• **INSTRUCTIONS FOR THE TASK**:
Copy every line that contains the string "CRYPTOCAP" from the entries below.

• **EXCERPTED DATA**:
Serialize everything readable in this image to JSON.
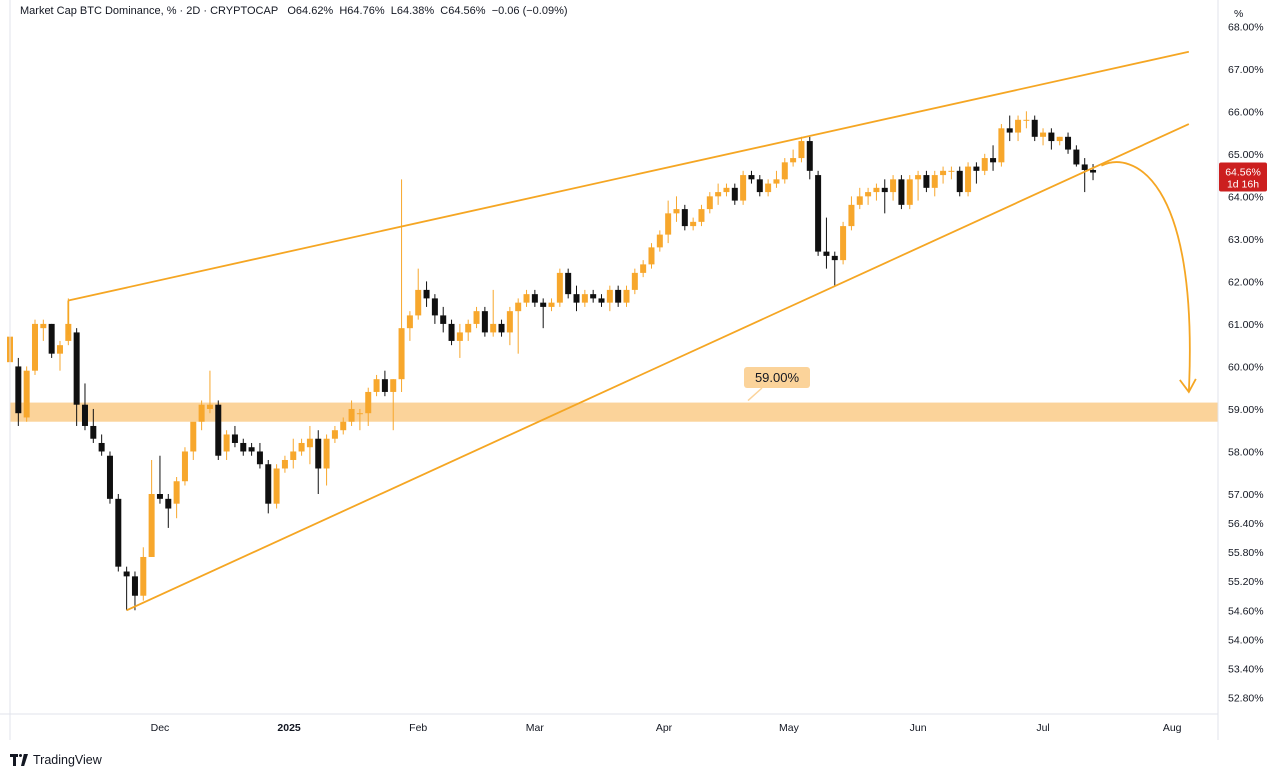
{
  "header": {
    "symbol": "Market Cap BTC Dominance, % · 2D · CRYPTOCAP",
    "o_label": "O",
    "o_value": "64.62%",
    "h_label": "H",
    "h_value": "64.76%",
    "l_label": "L",
    "l_value": "64.38%",
    "c_label": "C",
    "c_value": "64.56%",
    "change": "−0.06 (−0.09%)"
  },
  "price_axis": {
    "unit": "%",
    "current_price": "64.56%",
    "countdown": "1d 16h"
  },
  "branding": {
    "name": "TradingView",
    "logo_icon": "tradingview-logo-icon"
  },
  "colors": {
    "bull": "#f7a72c",
    "bear": "#101010",
    "trendline": "#f5a623",
    "zone": "#fbd39a",
    "price_tag": "#cc1f1f"
  },
  "chart_data": {
    "type": "candlestick",
    "title": "Market Cap BTC Dominance, % · 2D · CRYPTOCAP",
    "x_ticks": [
      "Dec",
      "2025",
      "Feb",
      "Mar",
      "Apr",
      "May",
      "Jun",
      "Jul",
      "Aug"
    ],
    "y_ticks": [
      "68.00%",
      "67.00%",
      "66.00%",
      "65.00%",
      "64.00%",
      "63.00%",
      "62.00%",
      "61.00%",
      "60.00%",
      "59.00%",
      "58.00%",
      "57.00%",
      "56.40%",
      "55.80%",
      "55.20%",
      "54.60%",
      "54.00%",
      "53.40%",
      "52.80%"
    ],
    "y_range": [
      52.5,
      68.1
    ],
    "x_range": [
      "2024-10-26",
      "2025-08-12"
    ],
    "candles": [
      {
        "date": "2024-10-26",
        "o": 60.1,
        "h": 60.8,
        "l": 59.5,
        "c": 60.7
      },
      {
        "date": "2024-10-28",
        "o": 60.0,
        "h": 60.2,
        "l": 58.6,
        "c": 58.9
      },
      {
        "date": "2024-10-30",
        "o": 58.8,
        "h": 60.0,
        "l": 58.7,
        "c": 59.9
      },
      {
        "date": "2024-11-01",
        "o": 59.9,
        "h": 61.1,
        "l": 59.8,
        "c": 61.0
      },
      {
        "date": "2024-11-03",
        "o": 60.9,
        "h": 61.1,
        "l": 60.6,
        "c": 61.0
      },
      {
        "date": "2024-11-05",
        "o": 61.0,
        "h": 61.0,
        "l": 60.2,
        "c": 60.3
      },
      {
        "date": "2024-11-07",
        "o": 60.3,
        "h": 60.6,
        "l": 59.9,
        "c": 60.5
      },
      {
        "date": "2024-11-09",
        "o": 60.6,
        "h": 61.6,
        "l": 60.5,
        "c": 61.0
      },
      {
        "date": "2024-11-11",
        "o": 60.8,
        "h": 60.9,
        "l": 58.6,
        "c": 59.1
      },
      {
        "date": "2024-11-13",
        "o": 59.1,
        "h": 59.6,
        "l": 58.5,
        "c": 58.6
      },
      {
        "date": "2024-11-15",
        "o": 58.6,
        "h": 59.0,
        "l": 58.2,
        "c": 58.3
      },
      {
        "date": "2024-11-17",
        "o": 58.2,
        "h": 58.4,
        "l": 57.9,
        "c": 58.0
      },
      {
        "date": "2024-11-19",
        "o": 57.9,
        "h": 58.0,
        "l": 56.8,
        "c": 56.9
      },
      {
        "date": "2024-11-21",
        "o": 56.9,
        "h": 57.0,
        "l": 55.4,
        "c": 55.5
      },
      {
        "date": "2024-11-23",
        "o": 55.4,
        "h": 55.5,
        "l": 54.6,
        "c": 55.3
      },
      {
        "date": "2024-11-25",
        "o": 55.3,
        "h": 55.4,
        "l": 54.6,
        "c": 54.9
      },
      {
        "date": "2024-11-27",
        "o": 54.9,
        "h": 55.9,
        "l": 54.8,
        "c": 55.7
      },
      {
        "date": "2024-11-29",
        "o": 55.7,
        "h": 57.8,
        "l": 55.7,
        "c": 57.0
      },
      {
        "date": "2024-12-01",
        "o": 57.0,
        "h": 57.9,
        "l": 56.8,
        "c": 56.9
      },
      {
        "date": "2024-12-03",
        "o": 56.9,
        "h": 57.0,
        "l": 56.3,
        "c": 56.7
      },
      {
        "date": "2024-12-05",
        "o": 56.8,
        "h": 57.4,
        "l": 56.5,
        "c": 57.3
      },
      {
        "date": "2024-12-07",
        "o": 57.3,
        "h": 58.1,
        "l": 57.2,
        "c": 58.0
      },
      {
        "date": "2024-12-09",
        "o": 58.0,
        "h": 58.6,
        "l": 57.8,
        "c": 58.7
      },
      {
        "date": "2024-12-11",
        "o": 58.7,
        "h": 59.2,
        "l": 58.5,
        "c": 59.1
      },
      {
        "date": "2024-12-13",
        "o": 59.0,
        "h": 59.9,
        "l": 58.9,
        "c": 59.1
      },
      {
        "date": "2024-12-15",
        "o": 59.1,
        "h": 59.2,
        "l": 57.8,
        "c": 57.9
      },
      {
        "date": "2024-12-17",
        "o": 58.0,
        "h": 58.5,
        "l": 57.8,
        "c": 58.4
      },
      {
        "date": "2024-12-19",
        "o": 58.4,
        "h": 58.6,
        "l": 58.1,
        "c": 58.2
      },
      {
        "date": "2024-12-21",
        "o": 58.2,
        "h": 58.3,
        "l": 57.9,
        "c": 58.0
      },
      {
        "date": "2024-12-23",
        "o": 58.1,
        "h": 58.2,
        "l": 57.9,
        "c": 58.0
      },
      {
        "date": "2024-12-25",
        "o": 58.0,
        "h": 58.2,
        "l": 57.6,
        "c": 57.7
      },
      {
        "date": "2024-12-27",
        "o": 57.7,
        "h": 57.8,
        "l": 56.6,
        "c": 56.8
      },
      {
        "date": "2024-12-29",
        "o": 56.8,
        "h": 57.7,
        "l": 56.7,
        "c": 57.6
      },
      {
        "date": "2024-12-31",
        "o": 57.6,
        "h": 57.9,
        "l": 57.5,
        "c": 57.8
      },
      {
        "date": "2025-01-02",
        "o": 57.8,
        "h": 58.3,
        "l": 57.6,
        "c": 58.0
      },
      {
        "date": "2025-01-04",
        "o": 58.0,
        "h": 58.3,
        "l": 57.9,
        "c": 58.2
      },
      {
        "date": "2025-01-06",
        "o": 58.1,
        "h": 58.6,
        "l": 57.7,
        "c": 58.3
      },
      {
        "date": "2025-01-08",
        "o": 58.3,
        "h": 58.5,
        "l": 57.0,
        "c": 57.6
      },
      {
        "date": "2025-01-10",
        "o": 57.6,
        "h": 58.4,
        "l": 57.2,
        "c": 58.3
      },
      {
        "date": "2025-01-12",
        "o": 58.3,
        "h": 58.6,
        "l": 58.2,
        "c": 58.5
      },
      {
        "date": "2025-01-14",
        "o": 58.5,
        "h": 58.8,
        "l": 58.4,
        "c": 58.7
      },
      {
        "date": "2025-01-16",
        "o": 58.7,
        "h": 59.2,
        "l": 58.6,
        "c": 59.0
      },
      {
        "date": "2025-01-18",
        "o": 58.9,
        "h": 59.0,
        "l": 58.5,
        "c": 58.9
      },
      {
        "date": "2025-01-20",
        "o": 58.9,
        "h": 59.5,
        "l": 58.6,
        "c": 59.4
      },
      {
        "date": "2025-01-22",
        "o": 59.4,
        "h": 59.8,
        "l": 59.3,
        "c": 59.7
      },
      {
        "date": "2025-01-24",
        "o": 59.7,
        "h": 59.9,
        "l": 59.3,
        "c": 59.4
      },
      {
        "date": "2025-01-26",
        "o": 59.4,
        "h": 59.7,
        "l": 58.5,
        "c": 59.7
      },
      {
        "date": "2025-01-28",
        "o": 59.7,
        "h": 64.4,
        "l": 59.4,
        "c": 60.9
      },
      {
        "date": "2025-01-30",
        "o": 60.9,
        "h": 61.3,
        "l": 60.6,
        "c": 61.2
      },
      {
        "date": "2025-02-01",
        "o": 61.2,
        "h": 62.3,
        "l": 61.1,
        "c": 61.8
      },
      {
        "date": "2025-02-03",
        "o": 61.8,
        "h": 62.0,
        "l": 61.4,
        "c": 61.6
      },
      {
        "date": "2025-02-05",
        "o": 61.6,
        "h": 61.7,
        "l": 61.0,
        "c": 61.2
      },
      {
        "date": "2025-02-07",
        "o": 61.2,
        "h": 61.4,
        "l": 60.8,
        "c": 61.0
      },
      {
        "date": "2025-02-09",
        "o": 61.0,
        "h": 61.1,
        "l": 60.5,
        "c": 60.6
      },
      {
        "date": "2025-02-11",
        "o": 60.6,
        "h": 61.0,
        "l": 60.2,
        "c": 60.8
      },
      {
        "date": "2025-02-13",
        "o": 60.8,
        "h": 61.1,
        "l": 60.6,
        "c": 61.0
      },
      {
        "date": "2025-02-15",
        "o": 61.0,
        "h": 61.4,
        "l": 60.9,
        "c": 61.3
      },
      {
        "date": "2025-02-17",
        "o": 61.3,
        "h": 61.4,
        "l": 60.7,
        "c": 60.8
      },
      {
        "date": "2025-02-19",
        "o": 60.8,
        "h": 61.8,
        "l": 60.7,
        "c": 61.0
      },
      {
        "date": "2025-02-21",
        "o": 61.0,
        "h": 61.1,
        "l": 60.7,
        "c": 60.8
      },
      {
        "date": "2025-02-23",
        "o": 60.8,
        "h": 61.4,
        "l": 60.5,
        "c": 61.3
      },
      {
        "date": "2025-02-25",
        "o": 61.3,
        "h": 61.6,
        "l": 60.3,
        "c": 61.5
      },
      {
        "date": "2025-02-27",
        "o": 61.5,
        "h": 61.8,
        "l": 61.4,
        "c": 61.7
      },
      {
        "date": "2025-03-01",
        "o": 61.7,
        "h": 61.8,
        "l": 61.4,
        "c": 61.5
      },
      {
        "date": "2025-03-03",
        "o": 61.5,
        "h": 61.6,
        "l": 60.9,
        "c": 61.4
      },
      {
        "date": "2025-03-05",
        "o": 61.4,
        "h": 61.6,
        "l": 61.3,
        "c": 61.5
      },
      {
        "date": "2025-03-07",
        "o": 61.5,
        "h": 62.3,
        "l": 61.4,
        "c": 62.2
      },
      {
        "date": "2025-03-09",
        "o": 62.2,
        "h": 62.3,
        "l": 61.6,
        "c": 61.7
      },
      {
        "date": "2025-03-11",
        "o": 61.7,
        "h": 61.9,
        "l": 61.3,
        "c": 61.5
      },
      {
        "date": "2025-03-13",
        "o": 61.5,
        "h": 61.8,
        "l": 61.4,
        "c": 61.7
      },
      {
        "date": "2025-03-15",
        "o": 61.7,
        "h": 61.8,
        "l": 61.5,
        "c": 61.6
      },
      {
        "date": "2025-03-17",
        "o": 61.6,
        "h": 61.7,
        "l": 61.4,
        "c": 61.5
      },
      {
        "date": "2025-03-19",
        "o": 61.5,
        "h": 61.9,
        "l": 61.3,
        "c": 61.8
      },
      {
        "date": "2025-03-21",
        "o": 61.8,
        "h": 61.9,
        "l": 61.4,
        "c": 61.5
      },
      {
        "date": "2025-03-23",
        "o": 61.5,
        "h": 61.9,
        "l": 61.4,
        "c": 61.8
      },
      {
        "date": "2025-03-25",
        "o": 61.8,
        "h": 62.3,
        "l": 61.7,
        "c": 62.2
      },
      {
        "date": "2025-03-27",
        "o": 62.2,
        "h": 62.5,
        "l": 62.1,
        "c": 62.4
      },
      {
        "date": "2025-03-29",
        "o": 62.4,
        "h": 62.9,
        "l": 62.3,
        "c": 62.8
      },
      {
        "date": "2025-03-31",
        "o": 62.8,
        "h": 63.2,
        "l": 62.7,
        "c": 63.1
      },
      {
        "date": "2025-04-02",
        "o": 63.1,
        "h": 63.9,
        "l": 62.9,
        "c": 63.6
      },
      {
        "date": "2025-04-04",
        "o": 63.6,
        "h": 64.0,
        "l": 63.4,
        "c": 63.7
      },
      {
        "date": "2025-04-06",
        "o": 63.7,
        "h": 63.8,
        "l": 63.2,
        "c": 63.3
      },
      {
        "date": "2025-04-08",
        "o": 63.3,
        "h": 63.5,
        "l": 63.2,
        "c": 63.4
      },
      {
        "date": "2025-04-10",
        "o": 63.4,
        "h": 63.8,
        "l": 63.3,
        "c": 63.7
      },
      {
        "date": "2025-04-12",
        "o": 63.7,
        "h": 64.1,
        "l": 63.6,
        "c": 64.0
      },
      {
        "date": "2025-04-14",
        "o": 64.0,
        "h": 64.3,
        "l": 63.8,
        "c": 64.1
      },
      {
        "date": "2025-04-16",
        "o": 64.1,
        "h": 64.3,
        "l": 64.0,
        "c": 64.2
      },
      {
        "date": "2025-04-18",
        "o": 64.2,
        "h": 64.3,
        "l": 63.8,
        "c": 63.9
      },
      {
        "date": "2025-04-20",
        "o": 63.9,
        "h": 64.6,
        "l": 63.8,
        "c": 64.5
      },
      {
        "date": "2025-04-22",
        "o": 64.5,
        "h": 64.6,
        "l": 64.3,
        "c": 64.4
      },
      {
        "date": "2025-04-24",
        "o": 64.4,
        "h": 64.5,
        "l": 64.0,
        "c": 64.1
      },
      {
        "date": "2025-04-26",
        "o": 64.1,
        "h": 64.4,
        "l": 64.0,
        "c": 64.3
      },
      {
        "date": "2025-04-28",
        "o": 64.3,
        "h": 64.6,
        "l": 64.2,
        "c": 64.4
      },
      {
        "date": "2025-04-30",
        "o": 64.4,
        "h": 64.9,
        "l": 64.3,
        "c": 64.8
      },
      {
        "date": "2025-05-02",
        "o": 64.8,
        "h": 65.1,
        "l": 64.7,
        "c": 64.9
      },
      {
        "date": "2025-05-04",
        "o": 64.9,
        "h": 65.4,
        "l": 64.8,
        "c": 65.3
      },
      {
        "date": "2025-05-06",
        "o": 65.3,
        "h": 65.4,
        "l": 64.4,
        "c": 64.6
      },
      {
        "date": "2025-05-08",
        "o": 64.5,
        "h": 64.6,
        "l": 62.6,
        "c": 62.7
      },
      {
        "date": "2025-05-10",
        "o": 62.7,
        "h": 63.5,
        "l": 62.3,
        "c": 62.6
      },
      {
        "date": "2025-05-12",
        "o": 62.6,
        "h": 62.7,
        "l": 61.9,
        "c": 62.5
      },
      {
        "date": "2025-05-14",
        "o": 62.5,
        "h": 63.4,
        "l": 62.4,
        "c": 63.3
      },
      {
        "date": "2025-05-16",
        "o": 63.3,
        "h": 64.0,
        "l": 63.2,
        "c": 63.8
      },
      {
        "date": "2025-05-18",
        "o": 63.8,
        "h": 64.2,
        "l": 63.7,
        "c": 64.0
      },
      {
        "date": "2025-05-20",
        "o": 64.0,
        "h": 64.2,
        "l": 63.8,
        "c": 64.1
      },
      {
        "date": "2025-05-22",
        "o": 64.1,
        "h": 64.3,
        "l": 63.9,
        "c": 64.2
      },
      {
        "date": "2025-05-24",
        "o": 64.2,
        "h": 64.4,
        "l": 63.6,
        "c": 64.1
      },
      {
        "date": "2025-05-26",
        "o": 64.1,
        "h": 64.5,
        "l": 63.9,
        "c": 64.4
      },
      {
        "date": "2025-05-28",
        "o": 64.4,
        "h": 64.5,
        "l": 63.7,
        "c": 63.8
      },
      {
        "date": "2025-05-30",
        "o": 63.8,
        "h": 64.5,
        "l": 63.7,
        "c": 64.4
      },
      {
        "date": "2025-06-01",
        "o": 64.4,
        "h": 64.6,
        "l": 63.9,
        "c": 64.5
      },
      {
        "date": "2025-06-03",
        "o": 64.5,
        "h": 64.6,
        "l": 64.1,
        "c": 64.2
      },
      {
        "date": "2025-06-05",
        "o": 64.2,
        "h": 64.6,
        "l": 64.0,
        "c": 64.5
      },
      {
        "date": "2025-06-07",
        "o": 64.5,
        "h": 64.7,
        "l": 64.3,
        "c": 64.6
      },
      {
        "date": "2025-06-09",
        "o": 64.6,
        "h": 64.7,
        "l": 64.4,
        "c": 64.6
      },
      {
        "date": "2025-06-11",
        "o": 64.6,
        "h": 64.7,
        "l": 64.0,
        "c": 64.1
      },
      {
        "date": "2025-06-13",
        "o": 64.1,
        "h": 64.8,
        "l": 64.0,
        "c": 64.7
      },
      {
        "date": "2025-06-15",
        "o": 64.7,
        "h": 64.8,
        "l": 64.3,
        "c": 64.6
      },
      {
        "date": "2025-06-17",
        "o": 64.6,
        "h": 65.0,
        "l": 64.5,
        "c": 64.9
      },
      {
        "date": "2025-06-19",
        "o": 64.9,
        "h": 65.2,
        "l": 64.6,
        "c": 64.8
      },
      {
        "date": "2025-06-21",
        "o": 64.8,
        "h": 65.7,
        "l": 64.7,
        "c": 65.6
      },
      {
        "date": "2025-06-23",
        "o": 65.6,
        "h": 65.9,
        "l": 65.3,
        "c": 65.5
      },
      {
        "date": "2025-06-25",
        "o": 65.5,
        "h": 65.9,
        "l": 65.3,
        "c": 65.8
      },
      {
        "date": "2025-06-27",
        "o": 65.8,
        "h": 66.0,
        "l": 65.6,
        "c": 65.8
      },
      {
        "date": "2025-06-29",
        "o": 65.8,
        "h": 65.9,
        "l": 65.3,
        "c": 65.4
      },
      {
        "date": "2025-07-01",
        "o": 65.4,
        "h": 65.6,
        "l": 65.2,
        "c": 65.5
      },
      {
        "date": "2025-07-03",
        "o": 65.5,
        "h": 65.6,
        "l": 65.1,
        "c": 65.3
      },
      {
        "date": "2025-07-05",
        "o": 65.3,
        "h": 65.4,
        "l": 65.2,
        "c": 65.4
      },
      {
        "date": "2025-07-07",
        "o": 65.4,
        "h": 65.5,
        "l": 65.0,
        "c": 65.1
      },
      {
        "date": "2025-07-09",
        "o": 65.1,
        "h": 65.2,
        "l": 64.7,
        "c": 64.75
      },
      {
        "date": "2025-07-11",
        "o": 64.75,
        "h": 64.9,
        "l": 64.1,
        "c": 64.62
      },
      {
        "date": "2025-07-13",
        "o": 64.62,
        "h": 64.76,
        "l": 64.38,
        "c": 64.56
      }
    ],
    "annotations": {
      "support_zone": {
        "low": 58.7,
        "high": 59.15,
        "label": "59.00%"
      },
      "upper_trendline": [
        {
          "date": "2024-11-09",
          "value": 61.55
        },
        {
          "date": "2025-08-05",
          "value": 67.4
        }
      ],
      "lower_trendline": [
        {
          "date": "2024-11-23",
          "value": 54.6
        },
        {
          "date": "2025-08-05",
          "value": 65.7
        }
      ],
      "wedge_start_connector": [
        {
          "date": "2024-11-09",
          "value": 61.55
        },
        {
          "date": "2024-11-09",
          "value": 60.75
        }
      ],
      "projection_arrow": {
        "from": {
          "date": "2025-07-15",
          "value": 64.72
        },
        "to": {
          "date": "2025-08-05",
          "value": 59.4
        }
      }
    }
  }
}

• **SOLUTION BELOW**:
    "symbol": "Market Cap BTC Dominance, % · 2D · CRYPTOCAP",
    "title": "Market Cap BTC Dominance, % · 2D · CRYPTOCAP",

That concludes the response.